#### Rows

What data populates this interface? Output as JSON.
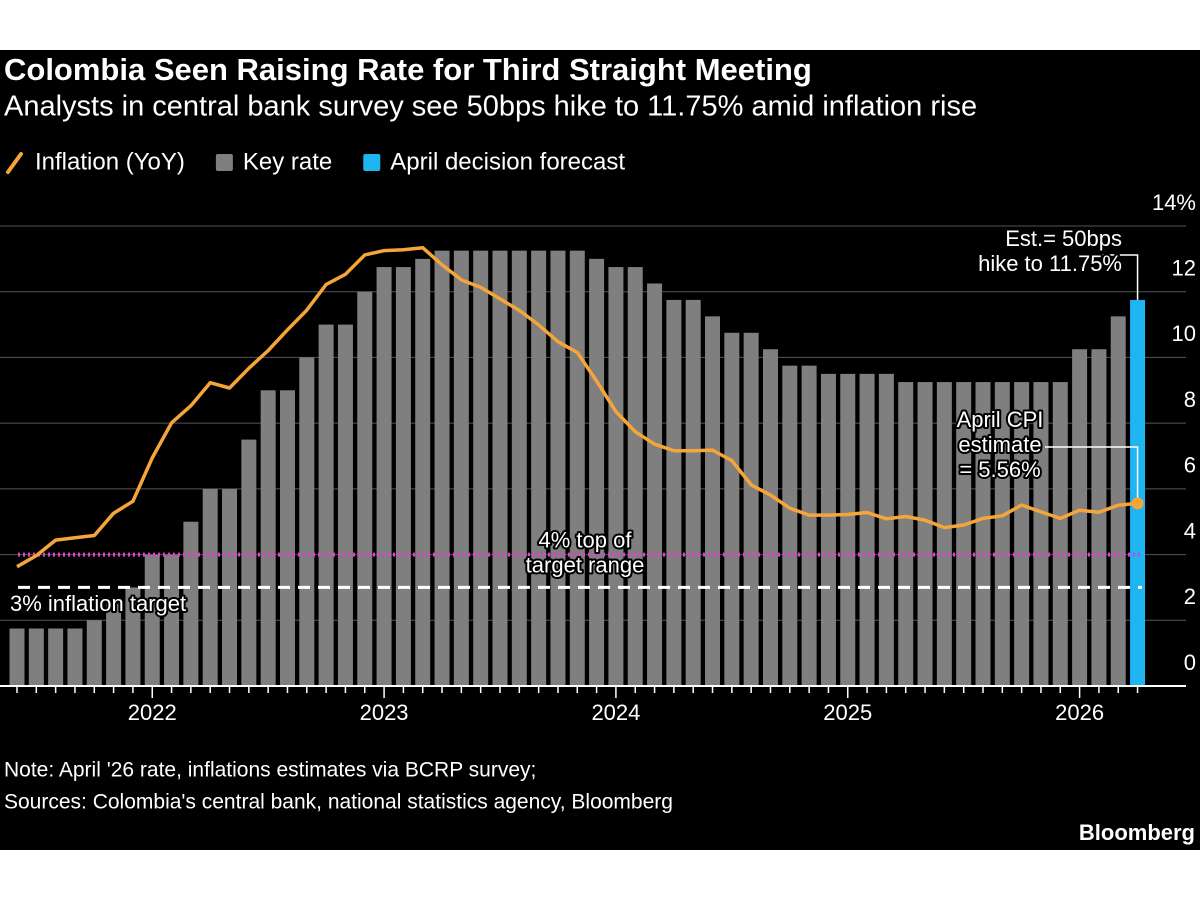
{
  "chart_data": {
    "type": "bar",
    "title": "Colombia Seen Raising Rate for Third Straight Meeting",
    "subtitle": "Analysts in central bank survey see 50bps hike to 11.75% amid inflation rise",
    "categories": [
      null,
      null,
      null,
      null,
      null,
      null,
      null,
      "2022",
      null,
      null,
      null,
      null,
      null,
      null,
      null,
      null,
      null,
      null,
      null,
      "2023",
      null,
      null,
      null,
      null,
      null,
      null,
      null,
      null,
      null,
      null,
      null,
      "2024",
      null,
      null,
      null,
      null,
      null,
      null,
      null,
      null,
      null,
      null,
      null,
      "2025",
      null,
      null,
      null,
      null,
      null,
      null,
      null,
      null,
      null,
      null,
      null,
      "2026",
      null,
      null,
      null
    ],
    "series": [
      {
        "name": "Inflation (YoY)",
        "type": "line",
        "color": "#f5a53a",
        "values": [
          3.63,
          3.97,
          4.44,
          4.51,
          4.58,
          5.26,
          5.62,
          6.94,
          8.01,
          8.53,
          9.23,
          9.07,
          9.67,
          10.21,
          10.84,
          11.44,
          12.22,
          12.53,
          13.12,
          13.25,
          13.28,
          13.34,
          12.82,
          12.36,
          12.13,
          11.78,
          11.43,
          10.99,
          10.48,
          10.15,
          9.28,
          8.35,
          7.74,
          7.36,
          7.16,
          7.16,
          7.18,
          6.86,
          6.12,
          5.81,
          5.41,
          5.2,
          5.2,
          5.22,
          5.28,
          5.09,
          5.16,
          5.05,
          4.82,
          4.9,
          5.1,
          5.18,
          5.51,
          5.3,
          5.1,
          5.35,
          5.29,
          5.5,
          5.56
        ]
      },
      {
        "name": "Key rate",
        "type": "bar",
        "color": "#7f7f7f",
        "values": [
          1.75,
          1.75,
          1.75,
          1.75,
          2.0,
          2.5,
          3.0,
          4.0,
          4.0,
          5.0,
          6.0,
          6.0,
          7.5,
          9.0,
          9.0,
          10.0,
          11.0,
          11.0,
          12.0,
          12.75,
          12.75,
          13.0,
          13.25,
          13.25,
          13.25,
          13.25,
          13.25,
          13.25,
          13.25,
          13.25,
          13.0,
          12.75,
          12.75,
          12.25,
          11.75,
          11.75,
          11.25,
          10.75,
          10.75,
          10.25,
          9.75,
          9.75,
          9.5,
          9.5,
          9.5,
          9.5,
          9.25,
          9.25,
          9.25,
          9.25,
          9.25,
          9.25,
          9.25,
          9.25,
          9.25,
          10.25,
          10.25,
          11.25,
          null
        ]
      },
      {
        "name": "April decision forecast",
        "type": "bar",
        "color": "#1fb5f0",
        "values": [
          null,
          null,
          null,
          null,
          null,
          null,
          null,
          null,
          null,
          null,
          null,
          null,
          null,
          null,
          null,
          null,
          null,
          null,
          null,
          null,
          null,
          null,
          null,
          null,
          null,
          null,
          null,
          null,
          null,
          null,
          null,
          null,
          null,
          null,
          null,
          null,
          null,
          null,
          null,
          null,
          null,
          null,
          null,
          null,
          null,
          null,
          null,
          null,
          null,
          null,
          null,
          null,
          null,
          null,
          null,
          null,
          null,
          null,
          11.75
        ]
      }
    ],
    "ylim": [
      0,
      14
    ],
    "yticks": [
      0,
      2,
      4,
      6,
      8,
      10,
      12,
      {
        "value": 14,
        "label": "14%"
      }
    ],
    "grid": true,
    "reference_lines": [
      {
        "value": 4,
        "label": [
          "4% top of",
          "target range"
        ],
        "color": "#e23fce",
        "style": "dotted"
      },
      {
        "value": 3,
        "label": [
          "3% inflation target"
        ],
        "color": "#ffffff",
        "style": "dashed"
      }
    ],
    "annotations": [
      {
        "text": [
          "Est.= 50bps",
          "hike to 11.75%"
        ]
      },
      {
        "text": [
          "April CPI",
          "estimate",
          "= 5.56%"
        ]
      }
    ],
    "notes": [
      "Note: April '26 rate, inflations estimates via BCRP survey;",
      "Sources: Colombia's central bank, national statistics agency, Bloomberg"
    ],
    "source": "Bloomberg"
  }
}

########
#### Rows

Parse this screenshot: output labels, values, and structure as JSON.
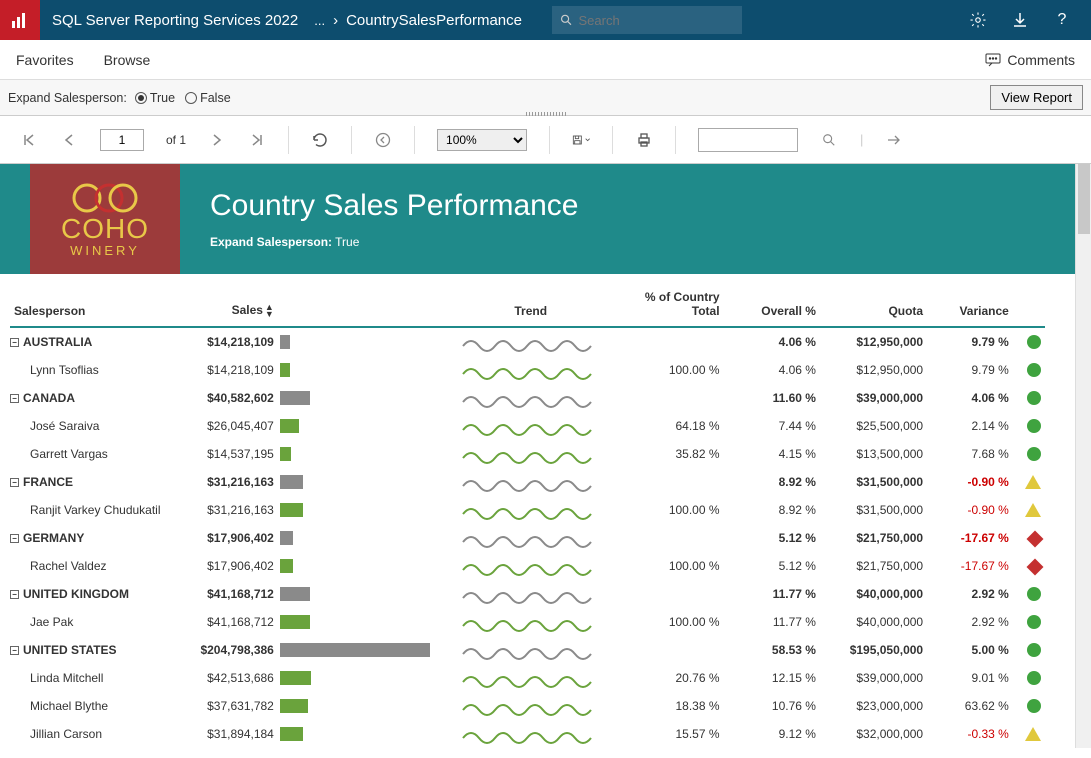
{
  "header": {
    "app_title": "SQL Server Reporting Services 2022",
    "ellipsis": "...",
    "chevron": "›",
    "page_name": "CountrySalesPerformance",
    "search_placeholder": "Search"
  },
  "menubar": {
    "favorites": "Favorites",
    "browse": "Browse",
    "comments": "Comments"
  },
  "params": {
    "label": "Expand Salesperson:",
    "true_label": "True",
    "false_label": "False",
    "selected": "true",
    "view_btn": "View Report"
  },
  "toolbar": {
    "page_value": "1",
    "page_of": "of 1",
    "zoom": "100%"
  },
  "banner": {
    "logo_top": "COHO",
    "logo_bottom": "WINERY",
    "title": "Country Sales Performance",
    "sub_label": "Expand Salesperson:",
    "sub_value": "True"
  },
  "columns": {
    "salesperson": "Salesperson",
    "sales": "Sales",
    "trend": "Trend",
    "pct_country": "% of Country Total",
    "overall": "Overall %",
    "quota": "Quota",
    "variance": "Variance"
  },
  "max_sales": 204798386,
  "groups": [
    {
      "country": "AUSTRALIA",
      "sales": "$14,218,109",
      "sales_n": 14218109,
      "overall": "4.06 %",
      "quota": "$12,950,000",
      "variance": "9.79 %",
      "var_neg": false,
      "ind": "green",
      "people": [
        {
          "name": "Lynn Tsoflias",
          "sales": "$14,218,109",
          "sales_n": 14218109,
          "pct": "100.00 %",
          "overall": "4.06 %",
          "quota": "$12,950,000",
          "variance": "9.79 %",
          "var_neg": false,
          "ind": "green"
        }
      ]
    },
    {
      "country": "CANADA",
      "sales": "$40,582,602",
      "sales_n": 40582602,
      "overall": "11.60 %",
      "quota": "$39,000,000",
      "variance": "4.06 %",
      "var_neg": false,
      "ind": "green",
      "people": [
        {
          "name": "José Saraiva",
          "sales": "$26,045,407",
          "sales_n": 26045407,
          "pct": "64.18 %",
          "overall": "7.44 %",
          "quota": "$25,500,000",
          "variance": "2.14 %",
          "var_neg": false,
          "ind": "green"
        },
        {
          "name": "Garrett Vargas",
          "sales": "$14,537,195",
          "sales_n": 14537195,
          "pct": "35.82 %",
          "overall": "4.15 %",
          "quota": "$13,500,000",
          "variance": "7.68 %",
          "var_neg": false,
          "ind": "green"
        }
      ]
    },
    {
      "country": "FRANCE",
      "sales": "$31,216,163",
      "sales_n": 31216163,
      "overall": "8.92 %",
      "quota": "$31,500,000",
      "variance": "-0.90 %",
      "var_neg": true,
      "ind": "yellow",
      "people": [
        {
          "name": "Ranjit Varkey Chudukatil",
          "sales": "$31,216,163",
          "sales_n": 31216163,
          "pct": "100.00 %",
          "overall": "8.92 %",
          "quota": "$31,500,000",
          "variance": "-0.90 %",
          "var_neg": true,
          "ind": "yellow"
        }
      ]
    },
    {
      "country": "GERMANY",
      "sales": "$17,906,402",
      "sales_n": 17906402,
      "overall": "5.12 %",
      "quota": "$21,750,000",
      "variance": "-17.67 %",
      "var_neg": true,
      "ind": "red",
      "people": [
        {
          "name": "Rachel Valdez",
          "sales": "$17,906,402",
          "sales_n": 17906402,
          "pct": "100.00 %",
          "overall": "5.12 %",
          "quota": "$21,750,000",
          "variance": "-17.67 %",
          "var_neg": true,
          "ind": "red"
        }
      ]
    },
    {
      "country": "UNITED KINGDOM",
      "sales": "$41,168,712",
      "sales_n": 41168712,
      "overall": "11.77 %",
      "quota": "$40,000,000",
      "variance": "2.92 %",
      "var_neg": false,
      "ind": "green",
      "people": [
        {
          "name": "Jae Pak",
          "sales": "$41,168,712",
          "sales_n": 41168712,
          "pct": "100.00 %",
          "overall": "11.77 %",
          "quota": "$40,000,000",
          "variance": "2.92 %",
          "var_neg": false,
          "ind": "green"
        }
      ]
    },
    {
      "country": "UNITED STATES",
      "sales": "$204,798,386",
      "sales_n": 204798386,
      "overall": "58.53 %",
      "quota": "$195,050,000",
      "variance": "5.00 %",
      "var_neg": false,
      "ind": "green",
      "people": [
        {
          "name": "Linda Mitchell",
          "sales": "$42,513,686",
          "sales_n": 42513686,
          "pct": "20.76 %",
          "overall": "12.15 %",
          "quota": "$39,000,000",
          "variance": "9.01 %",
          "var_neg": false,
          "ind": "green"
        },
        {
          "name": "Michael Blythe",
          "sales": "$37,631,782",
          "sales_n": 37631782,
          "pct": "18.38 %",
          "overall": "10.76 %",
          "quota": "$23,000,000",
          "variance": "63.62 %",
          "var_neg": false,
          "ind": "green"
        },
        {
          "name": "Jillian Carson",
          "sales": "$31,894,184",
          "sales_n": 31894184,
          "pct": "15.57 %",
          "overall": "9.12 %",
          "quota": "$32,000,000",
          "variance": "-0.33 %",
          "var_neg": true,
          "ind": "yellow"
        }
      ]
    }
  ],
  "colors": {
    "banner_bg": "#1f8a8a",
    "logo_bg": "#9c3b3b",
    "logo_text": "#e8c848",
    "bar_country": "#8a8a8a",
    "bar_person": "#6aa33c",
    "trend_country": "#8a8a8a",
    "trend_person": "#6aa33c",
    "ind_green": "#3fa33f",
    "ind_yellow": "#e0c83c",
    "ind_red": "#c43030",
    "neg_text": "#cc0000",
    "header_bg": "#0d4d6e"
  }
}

########

▶ [What you need to do] Gather every line containing the word "JSON" and copy it.

▶ [Output]
What data populates this interface? Output as JSON.
Parse this screenshot: output labels, values, and structure as JSON.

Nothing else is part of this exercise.